→ **To do**
Take each line containing the word "this" and copy it.

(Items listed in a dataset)
++++

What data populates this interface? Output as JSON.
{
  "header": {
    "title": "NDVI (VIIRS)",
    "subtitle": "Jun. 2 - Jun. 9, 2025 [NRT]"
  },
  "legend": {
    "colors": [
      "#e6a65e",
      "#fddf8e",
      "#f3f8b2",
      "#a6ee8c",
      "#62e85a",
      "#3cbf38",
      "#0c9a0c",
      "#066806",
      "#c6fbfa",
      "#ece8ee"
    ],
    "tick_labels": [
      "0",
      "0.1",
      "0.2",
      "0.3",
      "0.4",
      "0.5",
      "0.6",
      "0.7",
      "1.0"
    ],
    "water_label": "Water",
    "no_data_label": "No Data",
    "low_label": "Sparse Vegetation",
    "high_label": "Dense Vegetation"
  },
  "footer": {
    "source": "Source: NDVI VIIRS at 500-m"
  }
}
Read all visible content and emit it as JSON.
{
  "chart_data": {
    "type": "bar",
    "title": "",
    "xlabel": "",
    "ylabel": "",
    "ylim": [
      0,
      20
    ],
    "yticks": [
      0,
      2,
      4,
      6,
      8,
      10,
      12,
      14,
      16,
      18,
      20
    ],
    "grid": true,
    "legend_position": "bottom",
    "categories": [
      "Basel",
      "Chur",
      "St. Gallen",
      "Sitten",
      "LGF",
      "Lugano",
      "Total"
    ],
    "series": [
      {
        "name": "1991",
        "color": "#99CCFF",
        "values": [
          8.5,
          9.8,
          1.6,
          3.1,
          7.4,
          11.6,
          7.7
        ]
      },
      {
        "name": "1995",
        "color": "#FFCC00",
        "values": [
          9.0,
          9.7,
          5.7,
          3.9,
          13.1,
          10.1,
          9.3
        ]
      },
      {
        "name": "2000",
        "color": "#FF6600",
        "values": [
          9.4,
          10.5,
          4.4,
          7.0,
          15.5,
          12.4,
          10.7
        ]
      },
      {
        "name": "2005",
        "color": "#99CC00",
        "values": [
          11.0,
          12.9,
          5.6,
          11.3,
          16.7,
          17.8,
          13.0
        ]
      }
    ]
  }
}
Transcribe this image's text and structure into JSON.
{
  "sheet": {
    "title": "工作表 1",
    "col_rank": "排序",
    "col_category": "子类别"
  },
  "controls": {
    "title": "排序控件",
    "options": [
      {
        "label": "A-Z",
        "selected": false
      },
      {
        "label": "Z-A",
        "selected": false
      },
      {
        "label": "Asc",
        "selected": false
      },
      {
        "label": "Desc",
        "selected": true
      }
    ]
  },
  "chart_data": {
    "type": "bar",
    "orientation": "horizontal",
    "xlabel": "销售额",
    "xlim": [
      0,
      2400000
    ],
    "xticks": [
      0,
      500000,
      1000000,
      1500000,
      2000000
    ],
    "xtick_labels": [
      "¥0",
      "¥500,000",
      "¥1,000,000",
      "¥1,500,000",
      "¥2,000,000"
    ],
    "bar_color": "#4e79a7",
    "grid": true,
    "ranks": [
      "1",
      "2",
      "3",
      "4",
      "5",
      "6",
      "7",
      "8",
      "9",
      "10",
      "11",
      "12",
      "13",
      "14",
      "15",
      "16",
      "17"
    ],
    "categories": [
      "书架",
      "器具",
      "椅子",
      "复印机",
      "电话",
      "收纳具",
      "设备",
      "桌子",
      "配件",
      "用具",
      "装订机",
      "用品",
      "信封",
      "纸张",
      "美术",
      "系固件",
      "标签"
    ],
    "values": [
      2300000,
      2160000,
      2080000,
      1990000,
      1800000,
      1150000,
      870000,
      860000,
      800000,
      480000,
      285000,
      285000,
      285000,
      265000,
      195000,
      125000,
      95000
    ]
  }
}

++++

→ **Result of the exercise**
What data populates this interface? Output as JSON.
Transcribe this image's text and structure into JSON.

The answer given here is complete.